## Task requirements
Repeat the whole of the data, keeping every detail the same.

## Extracted information

·····

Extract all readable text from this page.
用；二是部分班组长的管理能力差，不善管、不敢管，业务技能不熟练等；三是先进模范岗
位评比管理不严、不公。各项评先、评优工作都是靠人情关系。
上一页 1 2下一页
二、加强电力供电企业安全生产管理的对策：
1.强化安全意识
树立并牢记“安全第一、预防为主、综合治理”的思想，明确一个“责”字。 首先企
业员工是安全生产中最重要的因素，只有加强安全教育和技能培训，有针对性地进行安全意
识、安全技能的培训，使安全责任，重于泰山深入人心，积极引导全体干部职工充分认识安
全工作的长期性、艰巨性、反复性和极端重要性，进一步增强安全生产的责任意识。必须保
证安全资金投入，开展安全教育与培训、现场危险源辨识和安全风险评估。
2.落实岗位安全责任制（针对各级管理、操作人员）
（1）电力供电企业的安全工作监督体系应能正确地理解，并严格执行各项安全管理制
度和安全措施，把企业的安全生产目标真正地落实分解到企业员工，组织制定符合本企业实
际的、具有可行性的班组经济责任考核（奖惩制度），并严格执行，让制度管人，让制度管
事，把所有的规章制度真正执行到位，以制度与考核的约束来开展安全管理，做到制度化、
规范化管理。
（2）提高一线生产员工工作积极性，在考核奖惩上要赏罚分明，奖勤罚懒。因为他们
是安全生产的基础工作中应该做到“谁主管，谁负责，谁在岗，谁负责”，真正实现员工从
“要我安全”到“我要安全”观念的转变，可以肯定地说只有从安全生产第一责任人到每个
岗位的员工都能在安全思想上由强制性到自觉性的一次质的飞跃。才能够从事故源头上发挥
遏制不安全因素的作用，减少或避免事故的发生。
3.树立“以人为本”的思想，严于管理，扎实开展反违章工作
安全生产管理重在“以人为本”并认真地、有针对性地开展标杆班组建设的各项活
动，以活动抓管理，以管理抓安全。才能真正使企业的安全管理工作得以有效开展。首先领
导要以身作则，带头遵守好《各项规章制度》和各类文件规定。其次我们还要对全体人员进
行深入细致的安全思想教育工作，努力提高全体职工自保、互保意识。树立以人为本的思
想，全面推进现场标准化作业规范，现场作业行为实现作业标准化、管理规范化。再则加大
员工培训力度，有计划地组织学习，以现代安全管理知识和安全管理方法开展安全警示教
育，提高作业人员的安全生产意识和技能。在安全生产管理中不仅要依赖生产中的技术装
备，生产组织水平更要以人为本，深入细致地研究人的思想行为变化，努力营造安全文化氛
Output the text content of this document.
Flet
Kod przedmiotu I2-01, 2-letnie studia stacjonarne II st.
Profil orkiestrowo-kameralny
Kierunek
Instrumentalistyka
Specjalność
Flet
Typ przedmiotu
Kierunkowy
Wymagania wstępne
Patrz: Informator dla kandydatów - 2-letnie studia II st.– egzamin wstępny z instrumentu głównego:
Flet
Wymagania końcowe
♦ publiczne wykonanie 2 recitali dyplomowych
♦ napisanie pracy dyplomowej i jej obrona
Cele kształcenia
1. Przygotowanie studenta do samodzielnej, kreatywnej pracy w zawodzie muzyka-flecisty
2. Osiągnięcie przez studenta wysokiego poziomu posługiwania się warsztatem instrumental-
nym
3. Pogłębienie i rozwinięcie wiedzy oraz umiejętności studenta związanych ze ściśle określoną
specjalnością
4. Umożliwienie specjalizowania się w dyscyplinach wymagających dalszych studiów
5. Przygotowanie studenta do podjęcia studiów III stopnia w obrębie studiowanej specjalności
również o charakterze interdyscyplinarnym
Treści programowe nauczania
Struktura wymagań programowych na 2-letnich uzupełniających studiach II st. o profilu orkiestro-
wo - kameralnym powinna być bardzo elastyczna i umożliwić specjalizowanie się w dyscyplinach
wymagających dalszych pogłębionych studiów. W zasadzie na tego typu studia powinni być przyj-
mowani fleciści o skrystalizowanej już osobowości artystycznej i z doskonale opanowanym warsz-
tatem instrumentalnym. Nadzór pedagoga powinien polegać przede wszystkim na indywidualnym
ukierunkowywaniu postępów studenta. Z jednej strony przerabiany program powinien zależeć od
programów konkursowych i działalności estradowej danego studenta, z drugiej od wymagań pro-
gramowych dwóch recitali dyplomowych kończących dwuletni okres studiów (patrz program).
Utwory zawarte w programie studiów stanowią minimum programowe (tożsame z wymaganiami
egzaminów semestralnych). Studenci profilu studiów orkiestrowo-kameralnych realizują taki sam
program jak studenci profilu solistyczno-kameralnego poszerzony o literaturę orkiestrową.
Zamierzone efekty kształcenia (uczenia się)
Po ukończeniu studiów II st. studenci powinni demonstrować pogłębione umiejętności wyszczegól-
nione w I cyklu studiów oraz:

·····

## Result below
Extract all readable text from this page.
用；二是部分班组长的管理能力差，不善管、不敢管，业务技能不熟练等；三是先进模范岗
位评比管理不严、不公。各项评先、评优工作都是靠人情关系。
上一页 1 2下一页
二、加强电力供电企业安全生产管理的对策：
1.强化安全意识
树立并牢记“安全第一、预防为主、综合治理”的思想，明确一个“责”字。 首先企
业员工是安全生产中最重要的因素，只有加强安全教育和技能培训，有针对性地进行安全意
识、安全技能的培训，使安全责任，重于泰山深入人心，积极引导全体干部职工充分认识安
全工作的长期性、艰巨性、反复性和极端重要性，进一步增强安全生产的责任意识。必须保
证安全资金投入，开展安全教育与培训、现场危险源辨识和安全风险评估。
2.落实岗位安全责任制（针对各级管理、操作人员）
（1）电力供电企业的安全工作监督体系应能正确地理解，并严格执行各项安全管理制
度和安全措施，把企业的安全生产目标真正地落实分解到企业员工，组织制定符合本企业实
际的、具有可行性的班组经济责任考核（奖惩制度），并严格执行，让制度管人，让制度管
事，把所有的规章制度真正执行到位，以制度与考核的约束来开展安全管理，做到制度化、
规范化管理。
（2）提高一线生产员工工作积极性，在考核奖惩上要赏罚分明，奖勤罚懒。因为他们
是安全生产的基础工作中应该做到“谁主管，谁负责，谁在岗，谁负责”，真正实现员工从
“要我安全”到“我要安全”观念的转变，可以肯定地说只有从安全生产第一责任人到每个
岗位的员工都能在安全思想上由强制性到自觉性的一次质的飞跃。才能够从事故源头上发挥
遏制不安全因素的作用，减少或避免事故的发生。
3.树立“以人为本”的思想，严于管理，扎实开展反违章工作
安全生产管理重在“以人为本”并认真地、有针对性地开展标杆班组建设的各项活
动，以活动抓管理，以管理抓安全。才能真正使企业的安全管理工作得以有效开展。首先领
导要以身作则，带头遵守好《各项规章制度》和各类文件规定。其次我们还要对全体人员进
行深入细致的安全思想教育工作，努力提高全体职工自保、互保意识。树立以人为本的思
想，全面推进现场标准化作业规范，现场作业行为实现作业标准化、管理规范化。再则加大
员工培训力度，有计划地组织学习，以现代安全管理知识和安全管理方法开展安全警示教
育，提高作业人员的安全生产意识和技能。在安全生产管理中不仅要依赖生产中的技术装
备，生产组织水平更要以人为本，深入细致地研究人的思想行为变化，努力营造安全文化氛
Output the text content of this document.
Flet
Kod przedmiotu I2-01, 2-letnie studia stacjonarne II st.
Profil orkiestrowo-kameralny
Kierunek
Instrumentalistyka
Specjalność
Flet
Typ przedmiotu
Kierunkowy
Wymagania wstępne
Patrz: Informator dla kandydatów - 2-letnie studia II st.– egzamin wstępny z instrumentu głównego:
Flet
Wymagania końcowe
♦ publiczne wykonanie 2 recitali dyplomowych
♦ napisanie pracy dyplomowej i jej obrona
Cele kształcenia
1. Przygotowanie studenta do samodzielnej, kreatywnej pracy w zawodzie muzyka-flecisty
2. Osiągnięcie przez studenta wysokiego poziomu posługiwania się warsztatem instrumental-
nym
3. Pogłębienie i rozwinięcie wiedzy oraz umiejętności studenta związanych ze ściśle określoną
specjalnością
4. Umożliwienie specjalizowania się w dyscyplinach wymagających dalszych studiów
5. Przygotowanie studenta do podjęcia studiów III stopnia w obrębie studiowanej specjalności
również o charakterze interdyscyplinarnym
Treści programowe nauczania
Struktura wymagań programowych na 2-letnich uzupełniających studiach II st. o profilu orkiestro-
wo - kameralnym powinna być bardzo elastyczna i umożliwić specjalizowanie się w dyscyplinach
wymagających dalszych pogłębionych studiów. W zasadzie na tego typu studia powinni być przyj-
mowani fleciści o skrystalizowanej już osobowości artystycznej i z doskonale opanowanym warsz-
tatem instrumentalnym. Nadzór pedagoga powinien polegać przede wszystkim na indywidualnym
ukierunkowywaniu postępów studenta. Z jednej strony przerabiany program powinien zależeć od
programów konkursowych i działalności estradowej danego studenta, z drugiej od wymagań pro-
gramowych dwóch recitali dyplomowych kończących dwuletni okres studiów (patrz program).
Utwory zawarte w programie studiów stanowią minimum programowe (tożsame z wymaganiami
egzaminów semestralnych). Studenci profilu studiów orkiestrowo-kameralnych realizują taki sam
program jak studenci profilu solistyczno-kameralnego poszerzony o literaturę orkiestrową.
Zamierzone efekty kształcenia (uczenia się)
Po ukończeniu studiów II st. studenci powinni demonstrować pogłębione umiejętności wyszczegól-
nione w I cyklu studiów oraz:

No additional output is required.